Given exercise: Select each line where the word "content" appears.

Records for this exercise:
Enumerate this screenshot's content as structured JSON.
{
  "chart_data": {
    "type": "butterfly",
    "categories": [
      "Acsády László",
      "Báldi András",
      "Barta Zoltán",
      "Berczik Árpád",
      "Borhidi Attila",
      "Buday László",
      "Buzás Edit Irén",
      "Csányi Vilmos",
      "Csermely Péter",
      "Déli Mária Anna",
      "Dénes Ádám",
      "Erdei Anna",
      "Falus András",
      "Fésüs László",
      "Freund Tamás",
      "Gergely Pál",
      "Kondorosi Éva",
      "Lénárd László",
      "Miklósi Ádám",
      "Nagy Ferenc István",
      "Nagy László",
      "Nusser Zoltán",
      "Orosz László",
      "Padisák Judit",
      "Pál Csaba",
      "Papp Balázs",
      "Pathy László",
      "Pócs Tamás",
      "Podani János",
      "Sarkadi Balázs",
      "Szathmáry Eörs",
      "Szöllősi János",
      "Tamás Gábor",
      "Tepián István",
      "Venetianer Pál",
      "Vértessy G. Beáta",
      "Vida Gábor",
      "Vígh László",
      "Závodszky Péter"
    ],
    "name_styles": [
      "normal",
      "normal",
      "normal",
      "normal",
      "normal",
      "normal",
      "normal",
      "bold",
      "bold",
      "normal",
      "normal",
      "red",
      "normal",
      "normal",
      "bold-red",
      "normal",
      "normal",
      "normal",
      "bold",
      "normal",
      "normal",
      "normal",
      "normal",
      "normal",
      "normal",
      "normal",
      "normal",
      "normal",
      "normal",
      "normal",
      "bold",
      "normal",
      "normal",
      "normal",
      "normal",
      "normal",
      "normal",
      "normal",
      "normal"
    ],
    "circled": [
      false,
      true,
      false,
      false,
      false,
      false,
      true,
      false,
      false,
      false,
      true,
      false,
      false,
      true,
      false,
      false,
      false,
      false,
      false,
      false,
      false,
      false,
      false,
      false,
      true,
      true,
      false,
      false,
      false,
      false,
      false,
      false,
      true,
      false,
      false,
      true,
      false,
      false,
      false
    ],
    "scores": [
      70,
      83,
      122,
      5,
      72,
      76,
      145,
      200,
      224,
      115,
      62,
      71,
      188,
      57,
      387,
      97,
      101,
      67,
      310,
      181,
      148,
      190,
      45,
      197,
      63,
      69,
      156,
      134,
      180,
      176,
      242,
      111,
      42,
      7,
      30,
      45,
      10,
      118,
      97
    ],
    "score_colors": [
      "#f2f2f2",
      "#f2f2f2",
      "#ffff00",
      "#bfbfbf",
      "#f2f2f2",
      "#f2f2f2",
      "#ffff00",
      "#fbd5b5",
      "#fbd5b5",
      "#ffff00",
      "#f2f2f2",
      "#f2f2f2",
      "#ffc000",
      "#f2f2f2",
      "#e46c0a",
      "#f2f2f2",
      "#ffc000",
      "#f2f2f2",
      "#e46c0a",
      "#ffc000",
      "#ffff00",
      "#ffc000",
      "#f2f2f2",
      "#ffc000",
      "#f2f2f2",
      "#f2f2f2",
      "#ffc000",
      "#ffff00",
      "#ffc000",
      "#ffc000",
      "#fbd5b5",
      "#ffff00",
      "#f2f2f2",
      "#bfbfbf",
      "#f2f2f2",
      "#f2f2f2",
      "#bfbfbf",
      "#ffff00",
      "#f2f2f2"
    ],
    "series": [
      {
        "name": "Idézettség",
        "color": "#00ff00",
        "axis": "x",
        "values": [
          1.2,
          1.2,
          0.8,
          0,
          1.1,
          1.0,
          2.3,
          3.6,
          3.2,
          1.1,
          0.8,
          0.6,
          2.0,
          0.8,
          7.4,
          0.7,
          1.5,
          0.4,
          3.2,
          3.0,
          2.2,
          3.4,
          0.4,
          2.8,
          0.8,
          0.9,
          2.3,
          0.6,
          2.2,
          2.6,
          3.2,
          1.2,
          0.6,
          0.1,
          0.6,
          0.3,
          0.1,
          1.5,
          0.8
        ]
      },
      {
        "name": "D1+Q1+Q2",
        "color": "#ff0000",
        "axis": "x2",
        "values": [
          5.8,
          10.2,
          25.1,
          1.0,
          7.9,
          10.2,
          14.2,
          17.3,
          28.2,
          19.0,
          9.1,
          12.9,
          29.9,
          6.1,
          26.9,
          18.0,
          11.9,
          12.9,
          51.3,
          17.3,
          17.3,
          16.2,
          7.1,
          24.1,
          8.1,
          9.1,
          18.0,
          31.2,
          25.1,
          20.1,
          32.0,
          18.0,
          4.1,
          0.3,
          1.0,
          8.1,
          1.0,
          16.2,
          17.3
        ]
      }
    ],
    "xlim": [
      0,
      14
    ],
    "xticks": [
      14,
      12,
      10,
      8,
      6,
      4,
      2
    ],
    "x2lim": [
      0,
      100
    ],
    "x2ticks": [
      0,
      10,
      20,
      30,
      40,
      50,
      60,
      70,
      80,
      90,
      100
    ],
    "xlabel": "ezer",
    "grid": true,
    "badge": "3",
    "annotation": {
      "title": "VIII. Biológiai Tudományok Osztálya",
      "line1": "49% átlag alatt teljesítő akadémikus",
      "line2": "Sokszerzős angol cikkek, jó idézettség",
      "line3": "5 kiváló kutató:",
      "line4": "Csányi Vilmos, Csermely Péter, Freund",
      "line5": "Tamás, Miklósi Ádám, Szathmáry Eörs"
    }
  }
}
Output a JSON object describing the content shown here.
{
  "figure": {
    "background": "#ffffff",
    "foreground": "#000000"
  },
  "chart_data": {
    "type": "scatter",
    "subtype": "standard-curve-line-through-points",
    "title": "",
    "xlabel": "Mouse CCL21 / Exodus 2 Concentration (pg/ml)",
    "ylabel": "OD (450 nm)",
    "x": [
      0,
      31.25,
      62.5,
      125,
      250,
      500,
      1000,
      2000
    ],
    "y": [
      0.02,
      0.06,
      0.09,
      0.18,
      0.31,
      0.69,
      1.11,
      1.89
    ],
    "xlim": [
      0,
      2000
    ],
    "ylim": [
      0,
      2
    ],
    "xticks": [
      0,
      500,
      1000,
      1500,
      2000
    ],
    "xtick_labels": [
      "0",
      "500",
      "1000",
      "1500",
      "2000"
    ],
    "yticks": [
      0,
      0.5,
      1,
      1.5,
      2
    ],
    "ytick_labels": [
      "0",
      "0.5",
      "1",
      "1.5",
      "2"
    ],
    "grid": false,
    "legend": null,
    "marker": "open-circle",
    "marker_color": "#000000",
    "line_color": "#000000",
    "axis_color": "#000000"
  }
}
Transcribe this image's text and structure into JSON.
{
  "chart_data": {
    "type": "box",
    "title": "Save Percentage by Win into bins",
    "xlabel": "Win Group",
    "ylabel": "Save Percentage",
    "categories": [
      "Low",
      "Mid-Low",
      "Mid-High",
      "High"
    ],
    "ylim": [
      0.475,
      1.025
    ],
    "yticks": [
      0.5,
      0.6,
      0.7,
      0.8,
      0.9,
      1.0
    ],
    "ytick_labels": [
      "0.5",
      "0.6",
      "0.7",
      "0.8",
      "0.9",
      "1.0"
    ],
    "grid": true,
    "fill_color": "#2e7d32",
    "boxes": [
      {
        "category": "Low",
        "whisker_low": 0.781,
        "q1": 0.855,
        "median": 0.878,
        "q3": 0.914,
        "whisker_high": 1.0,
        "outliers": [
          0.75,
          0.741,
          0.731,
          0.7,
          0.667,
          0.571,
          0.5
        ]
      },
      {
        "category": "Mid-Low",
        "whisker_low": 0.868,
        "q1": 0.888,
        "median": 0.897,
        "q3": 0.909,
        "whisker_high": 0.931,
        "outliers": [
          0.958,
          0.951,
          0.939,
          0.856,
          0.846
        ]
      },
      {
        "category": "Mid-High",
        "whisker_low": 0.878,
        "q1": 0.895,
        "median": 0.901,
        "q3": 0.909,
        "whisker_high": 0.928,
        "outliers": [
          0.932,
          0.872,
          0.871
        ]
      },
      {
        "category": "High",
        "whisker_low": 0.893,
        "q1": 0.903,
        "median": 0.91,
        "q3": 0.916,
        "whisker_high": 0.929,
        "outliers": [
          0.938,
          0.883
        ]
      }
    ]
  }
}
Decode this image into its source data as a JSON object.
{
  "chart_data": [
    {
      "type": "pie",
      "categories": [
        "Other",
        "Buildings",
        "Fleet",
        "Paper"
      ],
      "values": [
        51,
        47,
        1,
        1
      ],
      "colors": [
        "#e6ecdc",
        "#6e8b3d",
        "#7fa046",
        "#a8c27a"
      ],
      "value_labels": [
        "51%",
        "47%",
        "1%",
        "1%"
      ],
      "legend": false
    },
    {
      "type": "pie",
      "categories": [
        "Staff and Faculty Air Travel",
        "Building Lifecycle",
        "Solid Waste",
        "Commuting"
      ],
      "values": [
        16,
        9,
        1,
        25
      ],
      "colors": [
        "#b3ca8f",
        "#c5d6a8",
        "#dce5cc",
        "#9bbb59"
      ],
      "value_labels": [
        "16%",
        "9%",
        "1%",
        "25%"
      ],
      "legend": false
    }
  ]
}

Correct output:
Enumerate this screenshot's content as structured JSON.
Output a JSON object describing the content shown here.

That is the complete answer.